■ **DOCUMENT TEXT**:
"""
The National Gallery (, Ethniki Pinakothiki) is an art museum located on Vasilissis Sofias avenue in the Pangrati district, Athens, Greece. It is devoted to Greek and European art from the 14th century to the 20th century. 

The newly renovated building reopened after an 8 year refurbishment, on 24 March 2021, a day before the 200th anniversary of the Greek War of Independence.

History
It was established in 1878 as a small collection of 117 works exhibited at the Athens University. In 1896, Alexandros Soutzos, a jurist and art lover, bequeathed his collection and estate to the Greek Government aspiring to the creation of an art museum. The museum opened in 1900 and the first curator was Georgios Jakobides, a famous Greek painter who was a member of the Munich School artistic movement. After World War II the works began for a new building. After relocating the sculptures in the new National Glyptotheque, there is a discussion to renovate the main building and to build a new wing.

Directors 

 Georgios Iakovidis (1900-1918)
 Zacharias Papantoniou (1918-1940)
 Georgios Stratigos (1940-1944)
"""
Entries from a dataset
"""
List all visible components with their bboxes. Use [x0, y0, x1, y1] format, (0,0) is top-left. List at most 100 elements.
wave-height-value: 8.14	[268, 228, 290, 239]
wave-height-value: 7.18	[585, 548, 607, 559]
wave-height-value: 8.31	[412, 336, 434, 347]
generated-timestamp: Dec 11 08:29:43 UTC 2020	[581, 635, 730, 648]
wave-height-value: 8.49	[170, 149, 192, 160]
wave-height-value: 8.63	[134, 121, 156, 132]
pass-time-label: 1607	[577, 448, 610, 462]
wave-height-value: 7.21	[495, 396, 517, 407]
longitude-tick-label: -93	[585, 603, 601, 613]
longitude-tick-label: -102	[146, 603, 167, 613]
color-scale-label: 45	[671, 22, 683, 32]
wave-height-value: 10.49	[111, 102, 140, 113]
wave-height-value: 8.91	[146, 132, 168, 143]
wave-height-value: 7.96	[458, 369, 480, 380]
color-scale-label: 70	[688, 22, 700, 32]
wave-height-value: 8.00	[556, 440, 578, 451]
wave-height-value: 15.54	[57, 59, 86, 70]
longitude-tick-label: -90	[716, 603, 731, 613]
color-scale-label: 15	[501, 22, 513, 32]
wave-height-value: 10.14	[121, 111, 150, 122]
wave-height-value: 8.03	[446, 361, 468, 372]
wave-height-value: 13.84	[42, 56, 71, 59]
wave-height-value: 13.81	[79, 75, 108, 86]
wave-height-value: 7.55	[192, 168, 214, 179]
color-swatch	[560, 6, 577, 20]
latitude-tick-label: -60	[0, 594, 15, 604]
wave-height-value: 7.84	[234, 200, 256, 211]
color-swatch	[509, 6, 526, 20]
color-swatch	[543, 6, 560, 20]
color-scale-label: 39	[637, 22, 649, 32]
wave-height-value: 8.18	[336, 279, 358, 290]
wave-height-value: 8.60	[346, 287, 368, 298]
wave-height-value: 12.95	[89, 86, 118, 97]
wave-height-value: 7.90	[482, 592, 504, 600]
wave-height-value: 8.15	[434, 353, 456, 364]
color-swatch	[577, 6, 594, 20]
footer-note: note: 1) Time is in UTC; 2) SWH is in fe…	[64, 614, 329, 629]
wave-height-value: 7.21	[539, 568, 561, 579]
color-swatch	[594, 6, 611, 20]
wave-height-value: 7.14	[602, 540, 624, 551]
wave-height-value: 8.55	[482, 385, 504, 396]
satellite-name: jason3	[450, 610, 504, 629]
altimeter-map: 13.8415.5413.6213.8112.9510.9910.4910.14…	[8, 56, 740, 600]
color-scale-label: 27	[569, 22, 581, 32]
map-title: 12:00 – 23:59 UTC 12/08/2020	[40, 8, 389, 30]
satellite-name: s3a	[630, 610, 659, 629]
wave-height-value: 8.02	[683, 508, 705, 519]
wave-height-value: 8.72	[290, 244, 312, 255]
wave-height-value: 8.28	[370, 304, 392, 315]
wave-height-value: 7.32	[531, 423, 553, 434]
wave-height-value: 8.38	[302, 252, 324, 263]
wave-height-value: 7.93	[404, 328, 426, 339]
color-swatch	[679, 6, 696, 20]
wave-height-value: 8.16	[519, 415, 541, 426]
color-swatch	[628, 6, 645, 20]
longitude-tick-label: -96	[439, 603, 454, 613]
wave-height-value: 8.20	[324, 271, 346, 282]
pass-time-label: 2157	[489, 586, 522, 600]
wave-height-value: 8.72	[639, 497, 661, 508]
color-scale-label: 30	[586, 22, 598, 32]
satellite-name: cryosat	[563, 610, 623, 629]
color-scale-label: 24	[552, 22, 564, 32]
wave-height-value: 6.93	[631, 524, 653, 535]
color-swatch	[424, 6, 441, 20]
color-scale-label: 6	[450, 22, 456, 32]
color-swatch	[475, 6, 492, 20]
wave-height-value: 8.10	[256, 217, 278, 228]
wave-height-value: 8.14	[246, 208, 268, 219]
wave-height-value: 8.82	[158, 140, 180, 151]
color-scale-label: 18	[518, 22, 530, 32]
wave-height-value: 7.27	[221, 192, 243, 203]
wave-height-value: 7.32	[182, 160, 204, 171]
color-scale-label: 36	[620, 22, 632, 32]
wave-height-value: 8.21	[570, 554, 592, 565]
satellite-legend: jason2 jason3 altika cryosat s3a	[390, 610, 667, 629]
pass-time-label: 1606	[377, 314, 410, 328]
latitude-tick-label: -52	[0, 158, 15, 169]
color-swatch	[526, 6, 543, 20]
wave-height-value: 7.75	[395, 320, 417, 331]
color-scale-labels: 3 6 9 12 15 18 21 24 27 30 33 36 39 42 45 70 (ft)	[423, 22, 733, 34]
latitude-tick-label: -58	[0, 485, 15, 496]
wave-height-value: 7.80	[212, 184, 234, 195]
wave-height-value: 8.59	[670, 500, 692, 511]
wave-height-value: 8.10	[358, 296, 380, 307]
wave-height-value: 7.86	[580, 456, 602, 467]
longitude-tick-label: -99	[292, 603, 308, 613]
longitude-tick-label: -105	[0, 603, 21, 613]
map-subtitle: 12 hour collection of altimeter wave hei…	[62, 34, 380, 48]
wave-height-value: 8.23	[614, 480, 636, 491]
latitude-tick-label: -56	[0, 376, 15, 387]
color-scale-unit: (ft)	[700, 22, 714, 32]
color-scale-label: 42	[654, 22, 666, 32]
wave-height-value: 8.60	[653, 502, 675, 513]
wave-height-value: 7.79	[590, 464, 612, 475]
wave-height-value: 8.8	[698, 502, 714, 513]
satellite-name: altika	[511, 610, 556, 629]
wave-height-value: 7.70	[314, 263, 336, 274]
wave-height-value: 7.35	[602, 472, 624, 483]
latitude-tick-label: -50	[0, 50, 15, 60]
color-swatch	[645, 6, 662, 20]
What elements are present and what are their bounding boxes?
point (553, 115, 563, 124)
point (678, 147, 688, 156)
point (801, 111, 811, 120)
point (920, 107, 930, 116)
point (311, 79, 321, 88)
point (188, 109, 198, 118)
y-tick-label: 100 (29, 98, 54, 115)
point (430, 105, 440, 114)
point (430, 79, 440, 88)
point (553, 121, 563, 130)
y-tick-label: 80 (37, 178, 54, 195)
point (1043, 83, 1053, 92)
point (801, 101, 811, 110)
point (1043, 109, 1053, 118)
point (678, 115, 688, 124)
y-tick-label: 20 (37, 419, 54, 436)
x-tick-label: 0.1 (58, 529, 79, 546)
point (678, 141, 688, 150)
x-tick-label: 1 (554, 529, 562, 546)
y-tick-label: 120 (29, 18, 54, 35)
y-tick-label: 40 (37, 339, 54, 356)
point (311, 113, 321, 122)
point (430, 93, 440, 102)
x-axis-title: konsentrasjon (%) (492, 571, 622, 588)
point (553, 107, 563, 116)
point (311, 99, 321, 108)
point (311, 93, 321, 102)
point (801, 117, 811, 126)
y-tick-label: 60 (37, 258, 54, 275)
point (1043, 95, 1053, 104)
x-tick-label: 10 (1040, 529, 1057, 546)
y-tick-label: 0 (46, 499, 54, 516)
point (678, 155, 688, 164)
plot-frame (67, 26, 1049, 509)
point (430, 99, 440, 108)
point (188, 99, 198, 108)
"""
Using the text on the National Gallery in Athens, answer the following:
1. On what date did the renovated building reopen?
2. How many works made up the collection when it was established in 1878?
3. Who served as director from 1918 to 1940?

1. 24 March 2021
2. 117
3. Zacharias Papantoniou